What is being asked.
Keep the pictures out of the copy and repeat the records exactly.

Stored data
--- start ---
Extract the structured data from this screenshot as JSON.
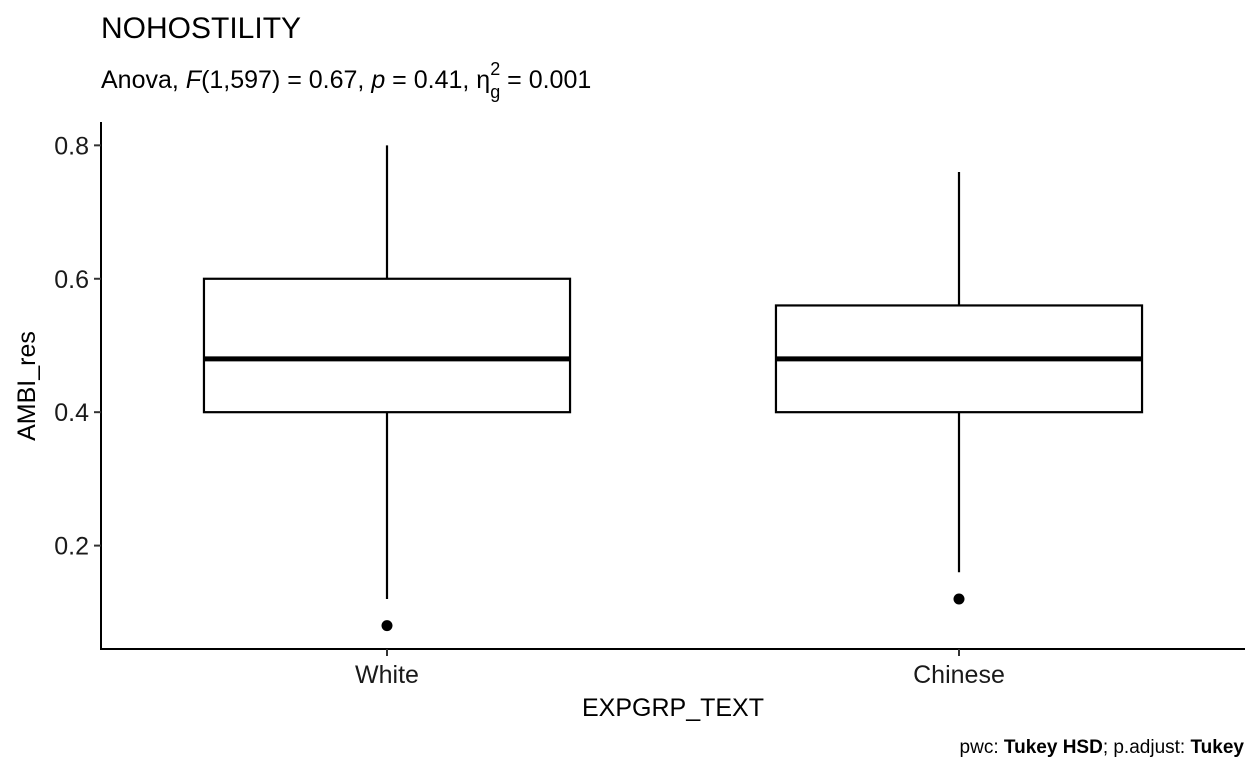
{
  "chart_data": {
    "type": "boxplot",
    "title": "NOHOSTILITY",
    "subtitle": {
      "prefix": "Anova, ",
      "f_symbol": "F",
      "f_args": "(1,597) = 0.67, ",
      "p_symbol": "p",
      "p_value": " = 0.41, ",
      "eta": "η",
      "eta_sub": "g",
      "eta_sup": "2",
      "eta_value": " = 0.001"
    },
    "xlabel": "EXPGRP_TEXT",
    "ylabel": "AMBI_res",
    "ylim": [
      0.045,
      0.835
    ],
    "yticks": [
      0.2,
      0.4,
      0.6,
      0.8
    ],
    "ytick_labels": [
      "0.2",
      "0.4",
      "0.6",
      "0.8"
    ],
    "categories": [
      "White",
      "Chinese"
    ],
    "boxes": [
      {
        "category": "White",
        "whisker_low": 0.12,
        "q1": 0.4,
        "median": 0.48,
        "q3": 0.6,
        "whisker_high": 0.8,
        "outliers": [
          0.08
        ]
      },
      {
        "category": "Chinese",
        "whisker_low": 0.16,
        "q1": 0.4,
        "median": 0.48,
        "q3": 0.56,
        "whisker_high": 0.76,
        "outliers": [
          0.12
        ]
      }
    ],
    "grid": false,
    "caption": {
      "pwc_label": "pwc: ",
      "pwc_value": "Tukey HSD",
      "sep": "; p.adjust: ",
      "adjust_value": "Tukey"
    }
  }
}
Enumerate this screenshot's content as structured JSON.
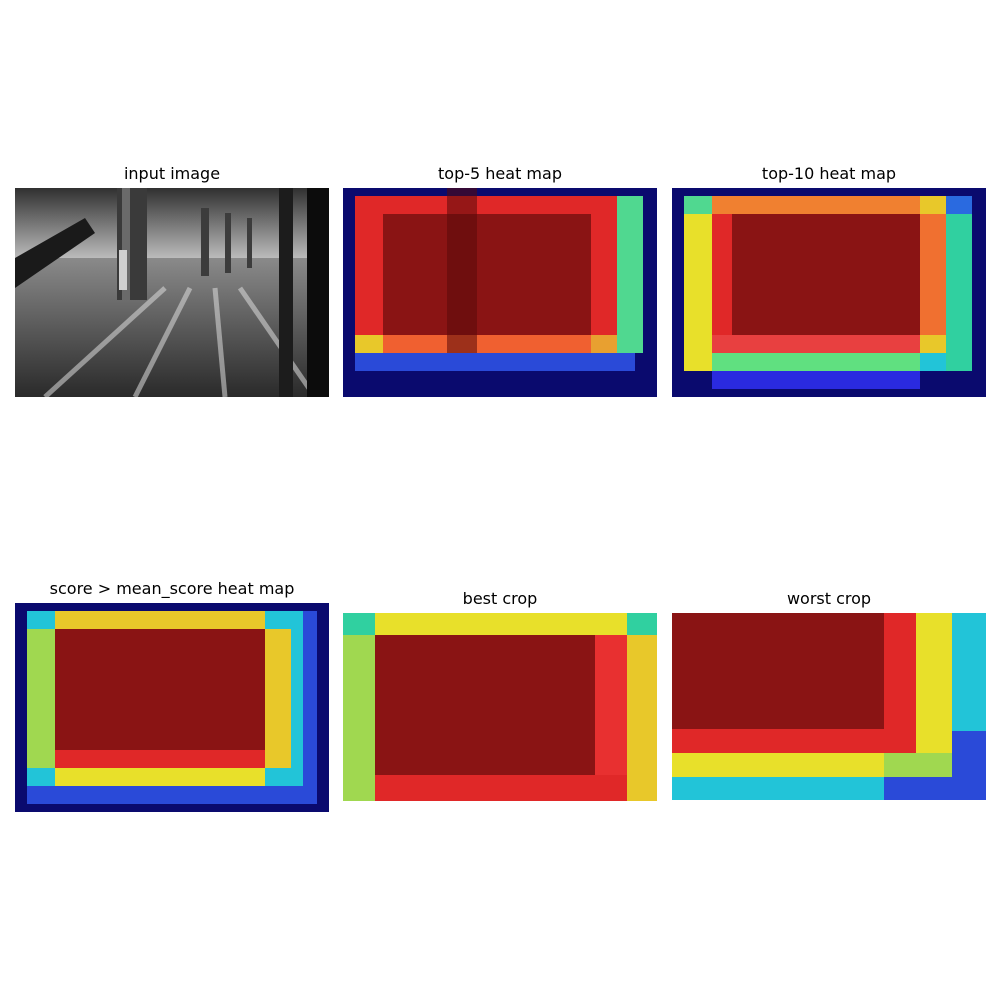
{
  "figure": {
    "panels": [
      {
        "title": "input image",
        "kind": "photo"
      },
      {
        "title": "top-5 heat map",
        "kind": "heatmap",
        "scheme": "top5"
      },
      {
        "title": "top-10 heat map",
        "kind": "heatmap",
        "scheme": "top10"
      },
      {
        "title": "score > mean_score heat map",
        "kind": "heatmap",
        "scheme": "mean"
      },
      {
        "title": "best crop",
        "kind": "heatmap",
        "scheme": "best"
      },
      {
        "title": "worst crop",
        "kind": "heatmap",
        "scheme": "worst"
      }
    ]
  },
  "chart_data": {
    "type": "heatmap",
    "colormap": "jet",
    "overlay_on": "grayscale photo of a hall with pillars and a walking figure",
    "colors": {
      "dark_blue": "#0a0a6e",
      "blue": "#2a4ad8",
      "cyan": "#22c4d8",
      "green": "#50d890",
      "yellow": "#e8e02a",
      "orange": "#f09040",
      "red": "#e02828",
      "dark_red": "#8a1414"
    }
  }
}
--- end ---
Full solution.
Extract the structured data from this screenshot as JSON.
{
  "chart_data": {
    "type": "boxplot",
    "title": "NOHOSTILITY",
    "subtitle": {
      "prefix": "Anova, ",
      "f_symbol": "F",
      "f_args": "(1,597) = 0.67, ",
      "p_symbol": "p",
      "p_value": " = 0.41, ",
      "eta": "η",
      "eta_sub": "g",
      "eta_sup": "2",
      "eta_value": " = 0.001"
    },
    "xlabel": "EXPGRP_TEXT",
    "ylabel": "AMBI_res",
    "ylim": [
      0.045,
      0.835
    ],
    "yticks": [
      0.2,
      0.4,
      0.6,
      0.8
    ],
    "ytick_labels": [
      "0.2",
      "0.4",
      "0.6",
      "0.8"
    ],
    "categories": [
      "White",
      "Chinese"
    ],
    "boxes": [
      {
        "category": "White",
        "whisker_low": 0.12,
        "q1": 0.4,
        "median": 0.48,
        "q3": 0.6,
        "whisker_high": 0.8,
        "outliers": [
          0.08
        ]
      },
      {
        "category": "Chinese",
        "whisker_low": 0.16,
        "q1": 0.4,
        "median": 0.48,
        "q3": 0.56,
        "whisker_high": 0.76,
        "outliers": [
          0.12
        ]
      }
    ],
    "grid": false,
    "caption": {
      "pwc_label": "pwc: ",
      "pwc_value": "Tukey HSD",
      "sep": "; p.adjust: ",
      "adjust_value": "Tukey"
    }
  }
}
Enumerate this screenshot's content as structured JSON.
{
  "figure": {
    "panels": [
      {
        "title": "input image",
        "kind": "photo"
      },
      {
        "title": "top-5 heat map",
        "kind": "heatmap",
        "scheme": "top5"
      },
      {
        "title": "top-10 heat map",
        "kind": "heatmap",
        "scheme": "top10"
      },
      {
        "title": "score > mean_score heat map",
        "kind": "heatmap",
        "scheme": "mean"
      },
      {
        "title": "best crop",
        "kind": "heatmap",
        "scheme": "best"
      },
      {
        "title": "worst crop",
        "kind": "heatmap",
        "scheme": "worst"
      }
    ]
  },
  "chart_data": {
    "type": "heatmap",
    "colormap": "jet",
    "overlay_on": "grayscale photo of a hall with pillars and a walking figure",
    "colors": {
      "dark_blue": "#0a0a6e",
      "blue": "#2a4ad8",
      "cyan": "#22c4d8",
      "green": "#50d890",
      "yellow": "#e8e02a",
      "orange": "#f09040",
      "red": "#e02828",
      "dark_red": "#8a1414"
    }
  }
}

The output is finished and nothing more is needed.